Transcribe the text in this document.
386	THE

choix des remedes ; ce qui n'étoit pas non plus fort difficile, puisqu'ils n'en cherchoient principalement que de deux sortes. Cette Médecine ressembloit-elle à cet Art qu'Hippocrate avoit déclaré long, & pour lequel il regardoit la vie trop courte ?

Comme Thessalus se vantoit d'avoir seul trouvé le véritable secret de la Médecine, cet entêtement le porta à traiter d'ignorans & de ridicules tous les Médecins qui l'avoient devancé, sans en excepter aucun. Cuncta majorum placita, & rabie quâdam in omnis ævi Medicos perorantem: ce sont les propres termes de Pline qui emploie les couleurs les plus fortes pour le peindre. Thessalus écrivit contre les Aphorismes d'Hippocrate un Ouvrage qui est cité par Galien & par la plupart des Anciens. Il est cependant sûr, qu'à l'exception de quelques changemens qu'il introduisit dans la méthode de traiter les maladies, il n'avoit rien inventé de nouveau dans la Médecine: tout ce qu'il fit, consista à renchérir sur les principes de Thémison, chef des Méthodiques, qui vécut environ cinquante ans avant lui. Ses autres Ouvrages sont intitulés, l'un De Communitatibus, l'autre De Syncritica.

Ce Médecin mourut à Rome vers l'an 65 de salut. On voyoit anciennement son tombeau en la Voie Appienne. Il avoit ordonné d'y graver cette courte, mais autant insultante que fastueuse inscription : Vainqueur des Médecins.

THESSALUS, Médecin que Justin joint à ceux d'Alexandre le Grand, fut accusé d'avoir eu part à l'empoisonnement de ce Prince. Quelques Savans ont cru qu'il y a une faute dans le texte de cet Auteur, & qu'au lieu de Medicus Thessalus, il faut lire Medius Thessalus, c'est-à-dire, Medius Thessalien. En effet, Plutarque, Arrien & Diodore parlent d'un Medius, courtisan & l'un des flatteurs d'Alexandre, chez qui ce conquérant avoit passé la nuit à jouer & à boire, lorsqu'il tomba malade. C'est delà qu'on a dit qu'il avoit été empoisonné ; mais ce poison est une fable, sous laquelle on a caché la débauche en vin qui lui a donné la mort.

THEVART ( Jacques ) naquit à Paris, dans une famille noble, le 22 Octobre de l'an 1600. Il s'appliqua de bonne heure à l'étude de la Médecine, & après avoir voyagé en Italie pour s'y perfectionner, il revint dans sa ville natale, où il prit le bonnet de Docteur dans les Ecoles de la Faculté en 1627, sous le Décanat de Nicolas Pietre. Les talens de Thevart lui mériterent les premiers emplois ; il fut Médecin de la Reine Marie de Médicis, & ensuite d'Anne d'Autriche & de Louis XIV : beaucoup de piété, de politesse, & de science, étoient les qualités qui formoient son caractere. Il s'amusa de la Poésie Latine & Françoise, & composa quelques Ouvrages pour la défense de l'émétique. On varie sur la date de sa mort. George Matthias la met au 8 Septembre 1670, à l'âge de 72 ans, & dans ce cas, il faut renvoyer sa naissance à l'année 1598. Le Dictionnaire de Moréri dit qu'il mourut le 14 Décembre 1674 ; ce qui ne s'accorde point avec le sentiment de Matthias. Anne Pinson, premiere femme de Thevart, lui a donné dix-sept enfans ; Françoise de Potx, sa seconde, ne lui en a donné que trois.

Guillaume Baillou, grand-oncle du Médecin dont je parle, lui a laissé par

************

Print again each line of the listing above, exactly as it appears.

▸ EXERCISE OUTPUT:
Transcribe the text in this document.
386	THE

choix des remedes ; ce qui n'étoit pas non plus fort difficile, puisqu'ils n'en cherchoient principalement que de deux sortes. Cette Médecine ressembloit-elle à cet Art qu'Hippocrate avoit déclaré long, & pour lequel il regardoit la vie trop courte ?

Comme Thessalus se vantoit d'avoir seul trouvé le véritable secret de la Médecine, cet entêtement le porta à traiter d'ignorans & de ridicules tous les Médecins qui l'avoient devancé, sans en excepter aucun. Cuncta majorum placita, & rabie quâdam in omnis ævi Medicos perorantem: ce sont les propres termes de Pline qui emploie les couleurs les plus fortes pour le peindre. Thessalus écrivit contre les Aphorismes d'Hippocrate un Ouvrage qui est cité par Galien & par la plupart des Anciens. Il est cependant sûr, qu'à l'exception de quelques changemens qu'il introduisit dans la méthode de traiter les maladies, il n'avoit rien inventé de nouveau dans la Médecine: tout ce qu'il fit, consista à renchérir sur les principes de Thémison, chef des Méthodiques, qui vécut environ cinquante ans avant lui. Ses autres Ouvrages sont intitulés, l'un De Communitatibus, l'autre De Syncritica.

Ce Médecin mourut à Rome vers l'an 65 de salut. On voyoit anciennement son tombeau en la Voie Appienne. Il avoit ordonné d'y graver cette courte, mais autant insultante que fastueuse inscription : Vainqueur des Médecins.

THESSALUS, Médecin que Justin joint à ceux d'Alexandre le Grand, fut accusé d'avoir eu part à l'empoisonnement de ce Prince. Quelques Savans ont cru qu'il y a une faute dans le texte de cet Auteur, & qu'au lieu de Medicus Thessalus, il faut lire Medius Thessalus, c'est-à-dire, Medius Thessalien. En effet, Plutarque, Arrien & Diodore parlent d'un Medius, courtisan & l'un des flatteurs d'Alexandre, chez qui ce conquérant avoit passé la nuit à jouer & à boire, lorsqu'il tomba malade. C'est delà qu'on a dit qu'il avoit été empoisonné ; mais ce poison est une fable, sous laquelle on a caché la débauche en vin qui lui a donné la mort.

THEVART ( Jacques ) naquit à Paris, dans une famille noble, le 22 Octobre de l'an 1600. Il s'appliqua de bonne heure à l'étude de la Médecine, & après avoir voyagé en Italie pour s'y perfectionner, il revint dans sa ville natale, où il prit le bonnet de Docteur dans les Ecoles de la Faculté en 1627, sous le Décanat de Nicolas Pietre. Les talens de Thevart lui mériterent les premiers emplois ; il fut Médecin de la Reine Marie de Médicis, & ensuite d'Anne d'Autriche & de Louis XIV : beaucoup de piété, de politesse, & de science, étoient les qualités qui formoient son caractere. Il s'amusa de la Poésie Latine & Françoise, & composa quelques Ouvrages pour la défense de l'émétique. On varie sur la date de sa mort. George Matthias la met au 8 Septembre 1670, à l'âge de 72 ans, & dans ce cas, il faut renvoyer sa naissance à l'année 1598. Le Dictionnaire de Moréri dit qu'il mourut le 14 Décembre 1674 ; ce qui ne s'accorde point avec le sentiment de Matthias. Anne Pinson, premiere femme de Thevart, lui a donné dix-sept enfans ; Françoise de Potx, sa seconde, ne lui en a donné que trois.

Guillaume Baillou, grand-oncle du Médecin dont je parle, lui a laissé par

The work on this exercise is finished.